Work to do » Tally the lines of the listing that contain the string "color". Give the number and nothing else.

Records provided »
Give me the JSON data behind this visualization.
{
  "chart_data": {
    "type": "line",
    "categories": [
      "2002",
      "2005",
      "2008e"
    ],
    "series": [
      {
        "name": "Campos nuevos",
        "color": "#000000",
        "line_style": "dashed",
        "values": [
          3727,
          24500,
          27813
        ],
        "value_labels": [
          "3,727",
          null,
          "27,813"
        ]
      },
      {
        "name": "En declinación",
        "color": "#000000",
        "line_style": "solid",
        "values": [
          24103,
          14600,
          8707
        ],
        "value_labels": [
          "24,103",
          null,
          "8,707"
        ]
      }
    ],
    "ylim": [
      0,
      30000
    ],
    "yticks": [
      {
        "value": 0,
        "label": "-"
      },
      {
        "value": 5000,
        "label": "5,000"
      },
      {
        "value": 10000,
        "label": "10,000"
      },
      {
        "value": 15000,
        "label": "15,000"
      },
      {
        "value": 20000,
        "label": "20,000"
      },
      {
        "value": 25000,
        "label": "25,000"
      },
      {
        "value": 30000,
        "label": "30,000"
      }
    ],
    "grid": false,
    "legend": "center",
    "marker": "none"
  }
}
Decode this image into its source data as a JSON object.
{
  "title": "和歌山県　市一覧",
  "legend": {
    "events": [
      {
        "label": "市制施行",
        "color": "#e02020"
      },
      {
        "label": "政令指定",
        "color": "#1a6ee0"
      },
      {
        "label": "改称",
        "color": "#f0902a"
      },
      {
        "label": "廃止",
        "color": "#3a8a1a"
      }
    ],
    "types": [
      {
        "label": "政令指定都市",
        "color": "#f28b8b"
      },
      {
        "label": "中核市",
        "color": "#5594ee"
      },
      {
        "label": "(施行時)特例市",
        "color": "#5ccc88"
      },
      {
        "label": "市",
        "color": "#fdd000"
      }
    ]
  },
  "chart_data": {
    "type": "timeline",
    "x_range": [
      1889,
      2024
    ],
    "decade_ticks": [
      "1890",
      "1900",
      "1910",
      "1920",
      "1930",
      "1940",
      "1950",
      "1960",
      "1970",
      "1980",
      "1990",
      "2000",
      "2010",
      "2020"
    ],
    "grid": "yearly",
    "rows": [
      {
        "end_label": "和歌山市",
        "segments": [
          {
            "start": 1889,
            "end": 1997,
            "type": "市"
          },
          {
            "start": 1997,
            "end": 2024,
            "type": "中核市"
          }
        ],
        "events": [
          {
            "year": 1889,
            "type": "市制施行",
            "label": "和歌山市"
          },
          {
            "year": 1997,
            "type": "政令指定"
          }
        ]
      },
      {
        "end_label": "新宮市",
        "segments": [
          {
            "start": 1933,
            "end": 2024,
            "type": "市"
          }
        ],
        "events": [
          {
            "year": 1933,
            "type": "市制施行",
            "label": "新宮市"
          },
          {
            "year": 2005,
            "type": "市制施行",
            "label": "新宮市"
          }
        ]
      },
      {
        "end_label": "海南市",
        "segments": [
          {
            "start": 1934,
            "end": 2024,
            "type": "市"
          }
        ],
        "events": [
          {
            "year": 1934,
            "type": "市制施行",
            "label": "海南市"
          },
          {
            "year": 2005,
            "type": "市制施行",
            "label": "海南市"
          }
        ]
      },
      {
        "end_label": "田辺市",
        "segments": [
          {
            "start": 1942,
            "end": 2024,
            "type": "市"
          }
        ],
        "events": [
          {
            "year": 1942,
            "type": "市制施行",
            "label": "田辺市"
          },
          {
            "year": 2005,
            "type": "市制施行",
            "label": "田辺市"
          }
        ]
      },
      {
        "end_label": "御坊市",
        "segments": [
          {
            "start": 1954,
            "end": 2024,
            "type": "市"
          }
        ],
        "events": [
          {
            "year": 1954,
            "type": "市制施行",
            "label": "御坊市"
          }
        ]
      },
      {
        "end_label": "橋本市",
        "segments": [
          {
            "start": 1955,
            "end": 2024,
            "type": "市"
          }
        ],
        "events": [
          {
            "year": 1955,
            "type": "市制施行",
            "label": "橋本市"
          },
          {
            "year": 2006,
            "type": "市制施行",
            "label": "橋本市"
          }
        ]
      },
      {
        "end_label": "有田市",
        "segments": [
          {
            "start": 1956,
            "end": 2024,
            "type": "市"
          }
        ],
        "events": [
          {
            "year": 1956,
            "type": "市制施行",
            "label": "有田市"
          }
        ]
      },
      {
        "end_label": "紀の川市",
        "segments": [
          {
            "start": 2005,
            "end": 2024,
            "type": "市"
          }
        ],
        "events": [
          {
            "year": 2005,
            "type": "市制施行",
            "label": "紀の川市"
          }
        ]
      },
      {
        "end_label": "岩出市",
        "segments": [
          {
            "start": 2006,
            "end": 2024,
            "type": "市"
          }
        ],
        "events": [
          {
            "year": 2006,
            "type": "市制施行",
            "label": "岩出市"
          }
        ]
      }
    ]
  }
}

Response » 10